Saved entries
========================================================================
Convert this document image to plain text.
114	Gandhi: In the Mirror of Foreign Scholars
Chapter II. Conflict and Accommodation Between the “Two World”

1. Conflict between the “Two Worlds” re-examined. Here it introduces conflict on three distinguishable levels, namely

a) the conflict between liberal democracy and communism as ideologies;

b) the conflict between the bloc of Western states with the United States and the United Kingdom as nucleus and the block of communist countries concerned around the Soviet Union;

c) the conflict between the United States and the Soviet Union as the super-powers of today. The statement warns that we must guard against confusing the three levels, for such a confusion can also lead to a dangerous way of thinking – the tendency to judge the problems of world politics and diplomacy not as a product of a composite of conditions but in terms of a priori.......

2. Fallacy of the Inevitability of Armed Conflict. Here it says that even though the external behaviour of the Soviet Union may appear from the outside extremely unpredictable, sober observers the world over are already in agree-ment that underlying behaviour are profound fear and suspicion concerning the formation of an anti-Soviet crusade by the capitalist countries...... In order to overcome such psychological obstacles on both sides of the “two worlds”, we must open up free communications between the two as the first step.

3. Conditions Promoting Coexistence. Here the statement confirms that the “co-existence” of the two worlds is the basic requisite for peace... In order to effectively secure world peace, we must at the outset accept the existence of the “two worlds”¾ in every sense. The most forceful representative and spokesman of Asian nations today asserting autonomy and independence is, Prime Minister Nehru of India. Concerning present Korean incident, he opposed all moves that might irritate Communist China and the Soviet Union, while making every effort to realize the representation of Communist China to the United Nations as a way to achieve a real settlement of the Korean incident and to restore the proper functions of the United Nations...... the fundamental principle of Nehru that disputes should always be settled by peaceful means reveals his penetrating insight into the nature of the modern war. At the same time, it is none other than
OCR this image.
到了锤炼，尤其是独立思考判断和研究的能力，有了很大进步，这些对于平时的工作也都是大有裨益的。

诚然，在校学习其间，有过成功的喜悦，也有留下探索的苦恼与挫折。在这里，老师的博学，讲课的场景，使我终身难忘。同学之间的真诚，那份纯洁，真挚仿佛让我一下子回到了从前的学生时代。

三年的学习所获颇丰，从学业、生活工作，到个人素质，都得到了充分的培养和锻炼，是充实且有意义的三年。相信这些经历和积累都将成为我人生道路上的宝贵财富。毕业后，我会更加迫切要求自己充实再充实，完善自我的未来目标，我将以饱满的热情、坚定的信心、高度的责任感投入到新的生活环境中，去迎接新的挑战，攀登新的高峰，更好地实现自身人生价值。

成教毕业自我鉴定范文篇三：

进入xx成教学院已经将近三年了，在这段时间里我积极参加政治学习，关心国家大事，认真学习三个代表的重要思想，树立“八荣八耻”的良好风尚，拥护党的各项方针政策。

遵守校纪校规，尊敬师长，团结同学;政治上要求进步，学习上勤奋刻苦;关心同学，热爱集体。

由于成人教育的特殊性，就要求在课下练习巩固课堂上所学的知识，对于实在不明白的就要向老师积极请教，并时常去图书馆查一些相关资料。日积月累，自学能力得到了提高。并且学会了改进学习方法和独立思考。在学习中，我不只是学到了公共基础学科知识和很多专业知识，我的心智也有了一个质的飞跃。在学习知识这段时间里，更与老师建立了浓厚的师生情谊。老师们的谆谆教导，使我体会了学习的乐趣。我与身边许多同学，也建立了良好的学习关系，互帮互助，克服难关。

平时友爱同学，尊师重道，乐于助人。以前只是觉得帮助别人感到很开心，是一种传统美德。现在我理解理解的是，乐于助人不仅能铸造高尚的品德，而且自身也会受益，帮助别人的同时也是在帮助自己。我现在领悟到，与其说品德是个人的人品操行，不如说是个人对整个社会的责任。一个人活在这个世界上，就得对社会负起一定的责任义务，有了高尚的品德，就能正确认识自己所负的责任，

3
========================================================================
Written request:
Using the records above, find and show each line with the string "image".

The answer:
Convert this document image to plain text.
OCR this image.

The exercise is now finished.